**What this task involves**
Pull out every line from the listing that has the word "tincidunt".

**Dataset content**
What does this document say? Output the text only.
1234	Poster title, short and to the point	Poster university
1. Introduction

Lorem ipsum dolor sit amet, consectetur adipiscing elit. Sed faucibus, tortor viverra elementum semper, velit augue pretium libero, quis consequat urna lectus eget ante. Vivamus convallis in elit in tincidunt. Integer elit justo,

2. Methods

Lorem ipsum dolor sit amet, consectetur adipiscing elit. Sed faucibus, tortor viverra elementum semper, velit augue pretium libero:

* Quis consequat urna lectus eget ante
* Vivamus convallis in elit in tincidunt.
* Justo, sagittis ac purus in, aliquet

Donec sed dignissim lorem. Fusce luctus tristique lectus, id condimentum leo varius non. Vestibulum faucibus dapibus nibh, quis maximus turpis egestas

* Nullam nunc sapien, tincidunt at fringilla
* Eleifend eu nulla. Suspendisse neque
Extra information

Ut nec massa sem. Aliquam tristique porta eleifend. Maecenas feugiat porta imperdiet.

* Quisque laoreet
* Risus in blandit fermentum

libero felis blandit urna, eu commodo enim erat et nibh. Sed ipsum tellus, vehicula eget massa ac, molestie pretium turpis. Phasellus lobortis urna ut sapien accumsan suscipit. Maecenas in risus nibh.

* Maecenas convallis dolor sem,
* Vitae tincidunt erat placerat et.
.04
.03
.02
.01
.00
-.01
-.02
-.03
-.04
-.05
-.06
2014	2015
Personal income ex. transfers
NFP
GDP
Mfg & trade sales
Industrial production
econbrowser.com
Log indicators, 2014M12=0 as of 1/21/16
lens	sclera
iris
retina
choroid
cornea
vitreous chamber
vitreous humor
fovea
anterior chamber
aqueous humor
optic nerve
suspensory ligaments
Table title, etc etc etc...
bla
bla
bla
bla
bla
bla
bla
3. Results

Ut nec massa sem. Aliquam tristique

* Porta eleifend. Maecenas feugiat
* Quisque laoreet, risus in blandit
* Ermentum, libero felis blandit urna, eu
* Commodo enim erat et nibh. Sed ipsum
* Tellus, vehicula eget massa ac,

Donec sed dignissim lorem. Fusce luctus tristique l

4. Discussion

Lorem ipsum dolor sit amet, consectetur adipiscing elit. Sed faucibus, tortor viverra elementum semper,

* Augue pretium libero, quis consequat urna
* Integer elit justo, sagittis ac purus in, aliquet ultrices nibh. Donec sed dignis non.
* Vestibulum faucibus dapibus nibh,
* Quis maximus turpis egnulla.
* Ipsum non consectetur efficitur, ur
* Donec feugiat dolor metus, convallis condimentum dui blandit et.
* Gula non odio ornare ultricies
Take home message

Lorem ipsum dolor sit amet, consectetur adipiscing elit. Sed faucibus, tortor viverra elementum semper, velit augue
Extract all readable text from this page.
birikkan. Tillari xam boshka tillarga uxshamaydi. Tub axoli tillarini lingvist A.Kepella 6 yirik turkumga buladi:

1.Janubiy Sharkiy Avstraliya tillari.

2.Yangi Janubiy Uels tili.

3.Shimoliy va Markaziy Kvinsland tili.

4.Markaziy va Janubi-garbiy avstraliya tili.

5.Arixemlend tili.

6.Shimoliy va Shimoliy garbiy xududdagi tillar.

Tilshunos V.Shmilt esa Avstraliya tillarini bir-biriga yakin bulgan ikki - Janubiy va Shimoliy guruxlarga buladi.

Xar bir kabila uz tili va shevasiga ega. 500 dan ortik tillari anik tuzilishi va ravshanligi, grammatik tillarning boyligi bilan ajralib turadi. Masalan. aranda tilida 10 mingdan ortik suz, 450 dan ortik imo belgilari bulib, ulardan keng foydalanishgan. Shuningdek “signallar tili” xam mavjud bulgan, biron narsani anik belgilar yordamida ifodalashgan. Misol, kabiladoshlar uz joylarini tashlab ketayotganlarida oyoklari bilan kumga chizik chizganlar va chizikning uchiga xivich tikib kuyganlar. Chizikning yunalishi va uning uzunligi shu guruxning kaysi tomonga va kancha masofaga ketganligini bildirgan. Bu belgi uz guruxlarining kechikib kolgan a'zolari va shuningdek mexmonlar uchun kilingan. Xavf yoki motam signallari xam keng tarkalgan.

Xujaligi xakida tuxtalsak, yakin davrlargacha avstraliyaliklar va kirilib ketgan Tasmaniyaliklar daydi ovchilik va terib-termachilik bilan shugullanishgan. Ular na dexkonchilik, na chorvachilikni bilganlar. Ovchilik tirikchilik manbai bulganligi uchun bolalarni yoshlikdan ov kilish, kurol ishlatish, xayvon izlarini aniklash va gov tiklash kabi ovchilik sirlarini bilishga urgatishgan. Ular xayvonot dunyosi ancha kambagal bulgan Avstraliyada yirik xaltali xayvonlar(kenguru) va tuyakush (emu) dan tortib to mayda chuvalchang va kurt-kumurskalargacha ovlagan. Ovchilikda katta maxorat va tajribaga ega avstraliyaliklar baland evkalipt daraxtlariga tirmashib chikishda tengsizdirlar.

**Response below**
Lorem ipsum dolor sit amet, consectetur adipiscing elit. Sed faucibus, tortor viverra elementum semper, velit augue pretium libero, quis consequat urna lectus eget ante. Vivamus convallis in elit in tincidunt. Integer elit justo,
* Vivamus convallis in elit in tincidunt.
* Nullam nunc sapien, tincidunt at fringilla
* Vitae tincidunt erat placerat et.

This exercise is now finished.